**WORK TO COMPLETE:**
Count how many lines in the items below contain the string "point". Case counts, and your reply should be only the number.

(Listings of elements and regions)

---+---

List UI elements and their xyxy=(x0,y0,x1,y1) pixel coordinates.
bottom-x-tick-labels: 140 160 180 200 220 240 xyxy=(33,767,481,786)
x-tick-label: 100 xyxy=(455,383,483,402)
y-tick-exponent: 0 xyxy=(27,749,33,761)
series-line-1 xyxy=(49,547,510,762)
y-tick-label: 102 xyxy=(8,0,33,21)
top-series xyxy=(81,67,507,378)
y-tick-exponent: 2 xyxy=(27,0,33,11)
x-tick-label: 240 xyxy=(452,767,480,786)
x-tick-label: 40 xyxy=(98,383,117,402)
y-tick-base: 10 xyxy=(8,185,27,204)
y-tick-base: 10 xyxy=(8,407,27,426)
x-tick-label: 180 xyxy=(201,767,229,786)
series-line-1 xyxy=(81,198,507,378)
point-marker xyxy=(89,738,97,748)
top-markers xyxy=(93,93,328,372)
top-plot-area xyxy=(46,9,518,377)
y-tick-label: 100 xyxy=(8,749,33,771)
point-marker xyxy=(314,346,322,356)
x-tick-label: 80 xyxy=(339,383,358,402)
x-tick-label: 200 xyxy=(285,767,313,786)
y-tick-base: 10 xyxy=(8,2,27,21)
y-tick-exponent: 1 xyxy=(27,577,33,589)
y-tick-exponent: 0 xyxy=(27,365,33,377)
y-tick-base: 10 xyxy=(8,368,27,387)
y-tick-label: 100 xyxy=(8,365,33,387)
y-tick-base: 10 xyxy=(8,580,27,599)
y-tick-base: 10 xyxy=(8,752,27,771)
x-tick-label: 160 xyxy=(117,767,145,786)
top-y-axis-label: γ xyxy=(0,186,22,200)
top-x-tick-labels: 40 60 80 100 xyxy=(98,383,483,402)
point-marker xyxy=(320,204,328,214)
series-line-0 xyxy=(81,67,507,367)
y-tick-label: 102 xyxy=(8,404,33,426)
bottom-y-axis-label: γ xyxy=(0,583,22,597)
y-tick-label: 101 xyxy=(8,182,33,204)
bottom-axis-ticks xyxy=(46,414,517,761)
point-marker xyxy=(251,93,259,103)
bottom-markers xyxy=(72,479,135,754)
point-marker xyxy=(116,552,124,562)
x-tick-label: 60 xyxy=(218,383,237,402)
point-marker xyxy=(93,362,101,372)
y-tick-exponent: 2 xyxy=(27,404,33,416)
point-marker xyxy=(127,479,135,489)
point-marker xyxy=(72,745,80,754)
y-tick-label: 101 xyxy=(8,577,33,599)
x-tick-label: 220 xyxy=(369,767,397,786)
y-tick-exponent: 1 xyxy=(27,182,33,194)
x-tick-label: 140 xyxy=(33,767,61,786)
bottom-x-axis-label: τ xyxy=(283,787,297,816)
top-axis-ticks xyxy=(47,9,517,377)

---+---

**SOLUTION FOR THIS PROBLEM:**
8